**Stored data entries**
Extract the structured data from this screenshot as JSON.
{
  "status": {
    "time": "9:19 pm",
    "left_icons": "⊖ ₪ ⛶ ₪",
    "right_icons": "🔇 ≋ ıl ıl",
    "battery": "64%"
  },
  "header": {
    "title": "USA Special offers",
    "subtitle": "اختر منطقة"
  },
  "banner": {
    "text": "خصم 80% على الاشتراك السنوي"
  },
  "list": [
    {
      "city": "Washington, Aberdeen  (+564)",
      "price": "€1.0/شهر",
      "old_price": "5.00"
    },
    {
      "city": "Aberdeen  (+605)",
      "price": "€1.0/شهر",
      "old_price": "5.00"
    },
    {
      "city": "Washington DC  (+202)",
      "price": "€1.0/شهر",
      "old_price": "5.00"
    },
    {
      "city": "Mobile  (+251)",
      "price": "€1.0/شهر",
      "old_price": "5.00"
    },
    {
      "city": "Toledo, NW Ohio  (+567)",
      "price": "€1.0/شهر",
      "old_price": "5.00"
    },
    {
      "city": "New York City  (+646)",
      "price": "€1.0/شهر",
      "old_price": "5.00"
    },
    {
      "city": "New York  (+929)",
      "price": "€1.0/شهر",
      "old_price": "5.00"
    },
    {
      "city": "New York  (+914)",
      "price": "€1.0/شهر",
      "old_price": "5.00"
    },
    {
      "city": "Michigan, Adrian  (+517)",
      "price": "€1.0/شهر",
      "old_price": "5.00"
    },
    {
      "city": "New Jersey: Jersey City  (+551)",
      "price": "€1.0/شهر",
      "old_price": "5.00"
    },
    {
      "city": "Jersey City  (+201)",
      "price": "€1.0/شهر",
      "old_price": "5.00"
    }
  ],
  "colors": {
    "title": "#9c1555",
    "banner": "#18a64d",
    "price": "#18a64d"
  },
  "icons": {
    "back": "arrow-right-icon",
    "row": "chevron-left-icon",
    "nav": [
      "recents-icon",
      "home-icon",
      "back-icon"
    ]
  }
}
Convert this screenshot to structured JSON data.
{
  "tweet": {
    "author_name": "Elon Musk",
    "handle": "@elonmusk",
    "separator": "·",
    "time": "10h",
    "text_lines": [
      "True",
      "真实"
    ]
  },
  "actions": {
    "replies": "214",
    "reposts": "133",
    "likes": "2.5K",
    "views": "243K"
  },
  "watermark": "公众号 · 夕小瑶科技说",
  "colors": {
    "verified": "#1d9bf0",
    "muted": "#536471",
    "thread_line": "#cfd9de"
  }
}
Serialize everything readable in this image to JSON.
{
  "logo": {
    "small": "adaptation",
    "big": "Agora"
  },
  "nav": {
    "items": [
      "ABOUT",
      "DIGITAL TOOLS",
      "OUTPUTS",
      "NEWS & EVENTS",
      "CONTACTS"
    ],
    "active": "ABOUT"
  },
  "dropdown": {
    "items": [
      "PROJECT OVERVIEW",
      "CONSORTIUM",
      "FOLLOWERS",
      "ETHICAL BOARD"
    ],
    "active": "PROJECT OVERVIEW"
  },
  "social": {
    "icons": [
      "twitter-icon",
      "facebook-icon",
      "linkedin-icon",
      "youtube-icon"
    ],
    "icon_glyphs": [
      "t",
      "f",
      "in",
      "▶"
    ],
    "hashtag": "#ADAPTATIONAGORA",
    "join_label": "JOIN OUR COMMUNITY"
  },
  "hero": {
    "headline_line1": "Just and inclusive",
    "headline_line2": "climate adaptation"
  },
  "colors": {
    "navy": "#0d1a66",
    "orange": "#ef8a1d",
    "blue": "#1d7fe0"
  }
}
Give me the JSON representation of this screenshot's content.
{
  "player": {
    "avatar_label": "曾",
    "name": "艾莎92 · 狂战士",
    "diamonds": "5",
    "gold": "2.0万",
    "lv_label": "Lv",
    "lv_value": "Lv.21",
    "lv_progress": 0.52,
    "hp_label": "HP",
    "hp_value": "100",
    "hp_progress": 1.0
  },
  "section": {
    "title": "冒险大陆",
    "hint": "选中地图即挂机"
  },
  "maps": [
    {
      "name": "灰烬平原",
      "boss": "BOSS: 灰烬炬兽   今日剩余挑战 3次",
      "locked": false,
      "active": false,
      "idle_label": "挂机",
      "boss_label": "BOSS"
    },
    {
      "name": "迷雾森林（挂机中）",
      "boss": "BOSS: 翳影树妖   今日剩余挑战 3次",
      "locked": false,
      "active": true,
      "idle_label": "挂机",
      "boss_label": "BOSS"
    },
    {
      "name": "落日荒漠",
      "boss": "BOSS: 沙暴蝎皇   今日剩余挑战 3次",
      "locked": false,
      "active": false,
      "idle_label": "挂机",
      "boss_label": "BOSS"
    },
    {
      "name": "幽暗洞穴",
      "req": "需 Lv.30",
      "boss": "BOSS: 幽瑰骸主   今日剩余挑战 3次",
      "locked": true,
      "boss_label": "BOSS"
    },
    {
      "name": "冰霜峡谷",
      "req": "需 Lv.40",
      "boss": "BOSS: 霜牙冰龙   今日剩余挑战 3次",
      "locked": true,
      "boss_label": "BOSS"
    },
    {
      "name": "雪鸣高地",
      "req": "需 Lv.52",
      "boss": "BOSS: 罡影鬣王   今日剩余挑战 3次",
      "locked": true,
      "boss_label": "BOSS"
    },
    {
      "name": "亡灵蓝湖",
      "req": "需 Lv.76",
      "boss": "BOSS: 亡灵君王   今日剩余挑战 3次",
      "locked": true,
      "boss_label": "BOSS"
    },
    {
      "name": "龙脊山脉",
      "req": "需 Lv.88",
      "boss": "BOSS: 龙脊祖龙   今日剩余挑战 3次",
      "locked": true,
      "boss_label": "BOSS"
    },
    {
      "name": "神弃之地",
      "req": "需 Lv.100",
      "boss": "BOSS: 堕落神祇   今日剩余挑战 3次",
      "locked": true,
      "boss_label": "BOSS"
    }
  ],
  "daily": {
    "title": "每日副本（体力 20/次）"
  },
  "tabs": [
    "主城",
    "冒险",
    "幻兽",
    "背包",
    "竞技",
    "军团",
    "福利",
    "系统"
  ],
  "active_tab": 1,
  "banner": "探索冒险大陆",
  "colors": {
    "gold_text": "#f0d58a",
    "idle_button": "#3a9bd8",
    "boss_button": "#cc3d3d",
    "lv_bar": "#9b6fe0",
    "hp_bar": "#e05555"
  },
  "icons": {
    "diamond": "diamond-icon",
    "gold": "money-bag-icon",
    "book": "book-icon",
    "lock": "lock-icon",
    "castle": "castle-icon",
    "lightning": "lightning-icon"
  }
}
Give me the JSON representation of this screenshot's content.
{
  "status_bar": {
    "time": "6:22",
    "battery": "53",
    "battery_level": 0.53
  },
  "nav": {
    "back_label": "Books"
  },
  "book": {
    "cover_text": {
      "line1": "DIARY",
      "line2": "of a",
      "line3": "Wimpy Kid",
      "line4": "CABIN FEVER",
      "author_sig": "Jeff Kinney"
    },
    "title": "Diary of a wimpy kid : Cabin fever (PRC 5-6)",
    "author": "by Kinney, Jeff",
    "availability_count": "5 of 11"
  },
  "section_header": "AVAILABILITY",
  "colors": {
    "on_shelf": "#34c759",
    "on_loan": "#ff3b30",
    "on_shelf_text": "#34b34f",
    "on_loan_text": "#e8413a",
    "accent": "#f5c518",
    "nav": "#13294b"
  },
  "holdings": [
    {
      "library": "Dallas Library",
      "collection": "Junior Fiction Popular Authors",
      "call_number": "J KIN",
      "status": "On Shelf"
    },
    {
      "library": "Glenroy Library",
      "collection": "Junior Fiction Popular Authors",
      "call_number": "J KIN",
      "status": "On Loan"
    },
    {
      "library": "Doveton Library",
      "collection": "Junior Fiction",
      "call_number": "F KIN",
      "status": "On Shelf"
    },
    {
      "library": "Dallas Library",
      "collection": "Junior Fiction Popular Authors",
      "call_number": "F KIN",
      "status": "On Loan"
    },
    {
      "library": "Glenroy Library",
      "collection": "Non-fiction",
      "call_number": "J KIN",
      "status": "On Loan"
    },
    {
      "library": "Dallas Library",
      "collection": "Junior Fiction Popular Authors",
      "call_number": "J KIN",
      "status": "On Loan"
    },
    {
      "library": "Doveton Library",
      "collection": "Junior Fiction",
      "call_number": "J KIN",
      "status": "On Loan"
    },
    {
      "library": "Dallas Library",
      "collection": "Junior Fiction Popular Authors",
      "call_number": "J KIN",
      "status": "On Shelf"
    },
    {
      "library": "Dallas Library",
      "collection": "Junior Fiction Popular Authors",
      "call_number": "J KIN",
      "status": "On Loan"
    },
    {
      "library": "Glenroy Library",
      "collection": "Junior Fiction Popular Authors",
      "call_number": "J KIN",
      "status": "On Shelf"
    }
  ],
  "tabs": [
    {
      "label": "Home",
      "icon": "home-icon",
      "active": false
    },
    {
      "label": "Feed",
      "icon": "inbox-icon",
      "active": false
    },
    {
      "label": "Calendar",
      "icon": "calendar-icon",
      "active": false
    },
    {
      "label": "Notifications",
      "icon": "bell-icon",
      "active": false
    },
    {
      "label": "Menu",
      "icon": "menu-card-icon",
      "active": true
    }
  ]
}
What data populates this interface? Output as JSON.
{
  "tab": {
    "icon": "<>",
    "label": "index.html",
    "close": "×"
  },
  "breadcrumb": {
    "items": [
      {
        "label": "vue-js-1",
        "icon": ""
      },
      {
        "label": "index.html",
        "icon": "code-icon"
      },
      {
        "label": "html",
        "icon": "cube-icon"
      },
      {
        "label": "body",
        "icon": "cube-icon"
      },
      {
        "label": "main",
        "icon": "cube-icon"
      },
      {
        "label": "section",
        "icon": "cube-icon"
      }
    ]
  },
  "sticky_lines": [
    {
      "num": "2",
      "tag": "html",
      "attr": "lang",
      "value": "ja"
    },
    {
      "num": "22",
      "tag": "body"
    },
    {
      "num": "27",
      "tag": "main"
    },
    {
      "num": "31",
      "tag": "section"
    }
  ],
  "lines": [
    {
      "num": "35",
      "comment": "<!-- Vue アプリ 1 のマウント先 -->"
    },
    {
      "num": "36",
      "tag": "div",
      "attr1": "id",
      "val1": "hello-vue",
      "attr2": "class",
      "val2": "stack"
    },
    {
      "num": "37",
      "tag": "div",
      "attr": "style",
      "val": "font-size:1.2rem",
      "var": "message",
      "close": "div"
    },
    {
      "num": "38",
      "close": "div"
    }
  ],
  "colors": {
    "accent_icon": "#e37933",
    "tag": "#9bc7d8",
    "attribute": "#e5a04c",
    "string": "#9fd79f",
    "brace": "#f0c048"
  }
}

**Your goal**
Which lines include the word "screenshot"? List them all.

**Result of this task**
Extract the structured data from this screenshot as JSON.
Convert this screenshot to structured JSON data.
Give me the JSON representation of this screenshot's content.
Give me the JSON representation of this screenshot's content.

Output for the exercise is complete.